_Work instructions_. Copy out all lines where "text" appears.

Begin

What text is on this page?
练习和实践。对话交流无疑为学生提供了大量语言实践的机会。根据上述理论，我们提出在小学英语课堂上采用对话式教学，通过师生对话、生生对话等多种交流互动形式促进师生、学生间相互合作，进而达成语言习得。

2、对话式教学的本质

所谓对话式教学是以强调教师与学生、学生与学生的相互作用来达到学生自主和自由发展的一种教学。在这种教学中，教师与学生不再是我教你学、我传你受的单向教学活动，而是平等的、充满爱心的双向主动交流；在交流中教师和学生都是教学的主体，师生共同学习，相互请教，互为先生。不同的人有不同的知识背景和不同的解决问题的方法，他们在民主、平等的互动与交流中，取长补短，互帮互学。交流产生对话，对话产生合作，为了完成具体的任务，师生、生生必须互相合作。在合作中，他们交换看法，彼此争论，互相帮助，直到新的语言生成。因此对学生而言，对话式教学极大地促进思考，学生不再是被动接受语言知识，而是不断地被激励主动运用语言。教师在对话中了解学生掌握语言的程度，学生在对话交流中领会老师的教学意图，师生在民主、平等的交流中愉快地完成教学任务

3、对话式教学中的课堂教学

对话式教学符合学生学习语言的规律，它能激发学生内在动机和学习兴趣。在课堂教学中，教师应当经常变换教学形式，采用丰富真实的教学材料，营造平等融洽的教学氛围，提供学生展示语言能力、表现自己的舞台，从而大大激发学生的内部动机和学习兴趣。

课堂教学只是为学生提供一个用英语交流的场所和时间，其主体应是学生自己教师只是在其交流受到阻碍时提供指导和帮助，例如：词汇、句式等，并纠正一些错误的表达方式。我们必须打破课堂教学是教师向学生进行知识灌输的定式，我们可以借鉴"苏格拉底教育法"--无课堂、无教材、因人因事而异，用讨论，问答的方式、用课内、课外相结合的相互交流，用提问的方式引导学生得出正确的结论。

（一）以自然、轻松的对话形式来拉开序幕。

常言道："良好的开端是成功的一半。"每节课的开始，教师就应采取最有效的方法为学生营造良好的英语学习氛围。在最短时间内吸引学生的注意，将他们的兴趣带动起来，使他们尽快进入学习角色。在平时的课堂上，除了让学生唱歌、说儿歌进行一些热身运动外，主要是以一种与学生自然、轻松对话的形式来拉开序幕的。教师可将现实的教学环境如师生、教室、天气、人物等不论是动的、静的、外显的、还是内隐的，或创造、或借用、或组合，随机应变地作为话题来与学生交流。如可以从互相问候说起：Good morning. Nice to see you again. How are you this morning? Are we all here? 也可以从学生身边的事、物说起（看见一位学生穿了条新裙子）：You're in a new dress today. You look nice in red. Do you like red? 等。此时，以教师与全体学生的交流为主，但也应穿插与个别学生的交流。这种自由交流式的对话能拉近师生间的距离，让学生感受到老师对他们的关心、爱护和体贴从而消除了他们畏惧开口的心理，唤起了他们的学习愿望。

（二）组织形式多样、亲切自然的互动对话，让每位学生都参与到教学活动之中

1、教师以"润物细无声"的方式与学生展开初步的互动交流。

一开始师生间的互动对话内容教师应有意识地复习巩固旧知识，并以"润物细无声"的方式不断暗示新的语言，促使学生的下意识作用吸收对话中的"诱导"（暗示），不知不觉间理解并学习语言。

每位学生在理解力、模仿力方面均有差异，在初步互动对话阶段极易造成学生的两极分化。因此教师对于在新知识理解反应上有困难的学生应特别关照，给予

End
Begin

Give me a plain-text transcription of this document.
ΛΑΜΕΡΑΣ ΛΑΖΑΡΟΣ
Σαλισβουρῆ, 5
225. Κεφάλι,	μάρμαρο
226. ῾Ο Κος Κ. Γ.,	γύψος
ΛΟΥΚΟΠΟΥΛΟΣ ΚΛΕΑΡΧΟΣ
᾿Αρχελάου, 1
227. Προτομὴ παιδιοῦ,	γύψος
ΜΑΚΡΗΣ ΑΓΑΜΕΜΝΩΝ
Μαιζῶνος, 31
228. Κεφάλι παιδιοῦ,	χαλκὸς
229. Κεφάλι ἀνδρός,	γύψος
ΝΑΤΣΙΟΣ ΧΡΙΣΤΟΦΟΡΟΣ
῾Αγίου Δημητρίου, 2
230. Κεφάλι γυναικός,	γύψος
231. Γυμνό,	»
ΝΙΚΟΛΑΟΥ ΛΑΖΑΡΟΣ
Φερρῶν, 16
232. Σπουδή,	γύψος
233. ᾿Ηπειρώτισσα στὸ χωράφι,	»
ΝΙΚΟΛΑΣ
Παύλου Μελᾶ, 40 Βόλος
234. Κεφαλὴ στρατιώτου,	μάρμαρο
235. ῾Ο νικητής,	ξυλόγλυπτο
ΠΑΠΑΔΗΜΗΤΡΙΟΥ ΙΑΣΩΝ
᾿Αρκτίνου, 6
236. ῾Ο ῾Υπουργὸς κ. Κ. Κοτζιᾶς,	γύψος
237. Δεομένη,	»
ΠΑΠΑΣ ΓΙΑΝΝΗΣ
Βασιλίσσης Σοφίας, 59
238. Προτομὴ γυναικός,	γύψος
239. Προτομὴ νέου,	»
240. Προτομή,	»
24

End
Begin

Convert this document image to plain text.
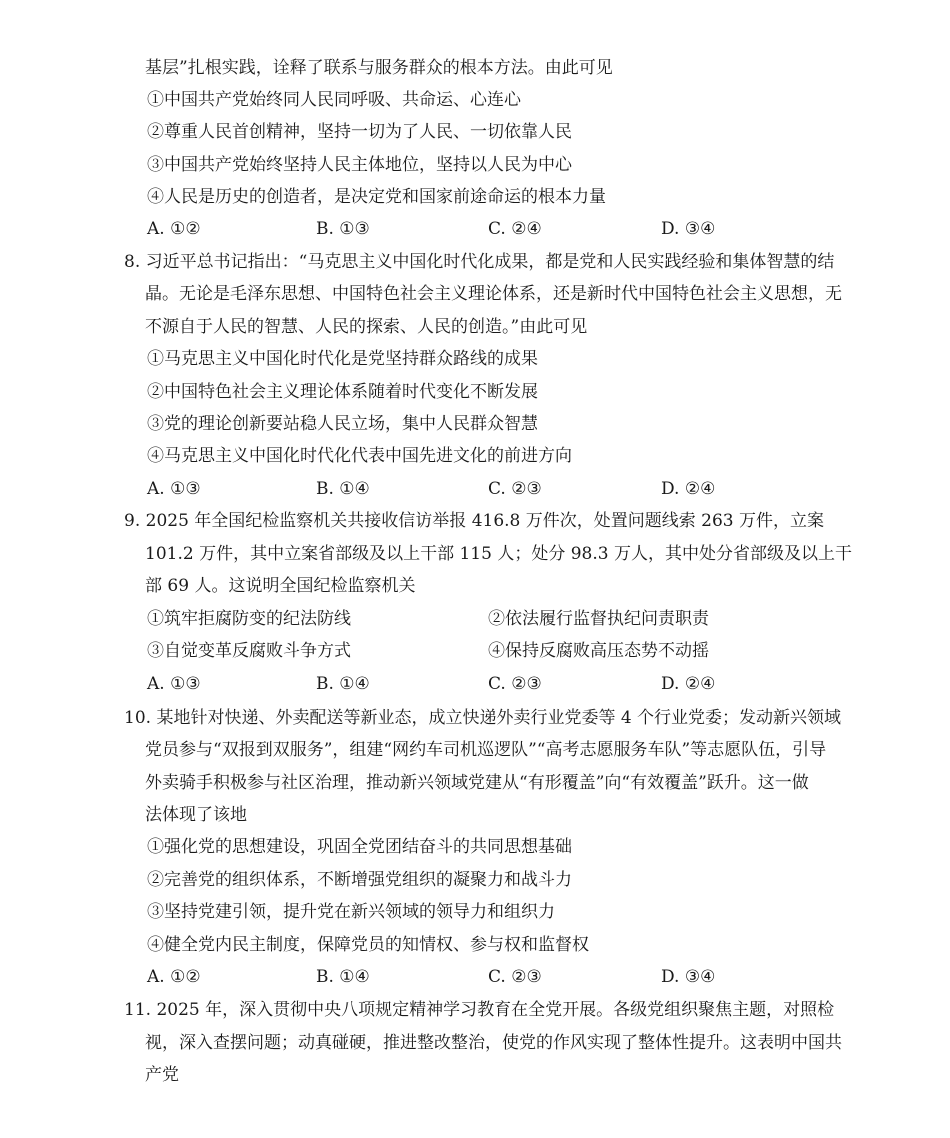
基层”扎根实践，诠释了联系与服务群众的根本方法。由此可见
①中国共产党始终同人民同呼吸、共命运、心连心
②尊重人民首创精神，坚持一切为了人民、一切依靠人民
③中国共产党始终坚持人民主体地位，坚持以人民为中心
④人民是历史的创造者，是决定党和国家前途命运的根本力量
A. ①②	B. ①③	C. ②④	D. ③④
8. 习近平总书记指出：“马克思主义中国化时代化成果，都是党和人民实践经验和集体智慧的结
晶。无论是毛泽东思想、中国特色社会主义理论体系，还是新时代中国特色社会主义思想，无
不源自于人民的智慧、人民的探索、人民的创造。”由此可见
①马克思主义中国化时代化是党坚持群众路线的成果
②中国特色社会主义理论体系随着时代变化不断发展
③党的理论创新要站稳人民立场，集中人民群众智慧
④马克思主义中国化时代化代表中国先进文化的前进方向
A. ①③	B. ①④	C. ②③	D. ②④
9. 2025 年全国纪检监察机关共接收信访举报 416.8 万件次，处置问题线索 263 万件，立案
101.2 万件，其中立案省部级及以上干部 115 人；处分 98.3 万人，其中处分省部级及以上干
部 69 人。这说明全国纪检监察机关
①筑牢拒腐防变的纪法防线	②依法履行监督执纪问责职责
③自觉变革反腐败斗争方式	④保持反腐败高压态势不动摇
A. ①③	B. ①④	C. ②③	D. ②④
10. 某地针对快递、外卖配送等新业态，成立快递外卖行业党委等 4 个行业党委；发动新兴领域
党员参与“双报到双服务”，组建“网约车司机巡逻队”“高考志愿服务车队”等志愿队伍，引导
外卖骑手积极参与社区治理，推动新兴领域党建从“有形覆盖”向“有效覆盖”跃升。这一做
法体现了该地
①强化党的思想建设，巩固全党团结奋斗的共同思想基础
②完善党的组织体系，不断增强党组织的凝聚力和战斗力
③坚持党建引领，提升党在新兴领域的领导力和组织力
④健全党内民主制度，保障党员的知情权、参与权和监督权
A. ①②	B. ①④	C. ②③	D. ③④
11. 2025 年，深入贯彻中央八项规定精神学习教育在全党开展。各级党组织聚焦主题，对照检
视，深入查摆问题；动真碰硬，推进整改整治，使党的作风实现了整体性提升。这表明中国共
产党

End

_The result_.
What text is on this page?
Give me a plain-text transcription of this document.
Convert this document image to plain text.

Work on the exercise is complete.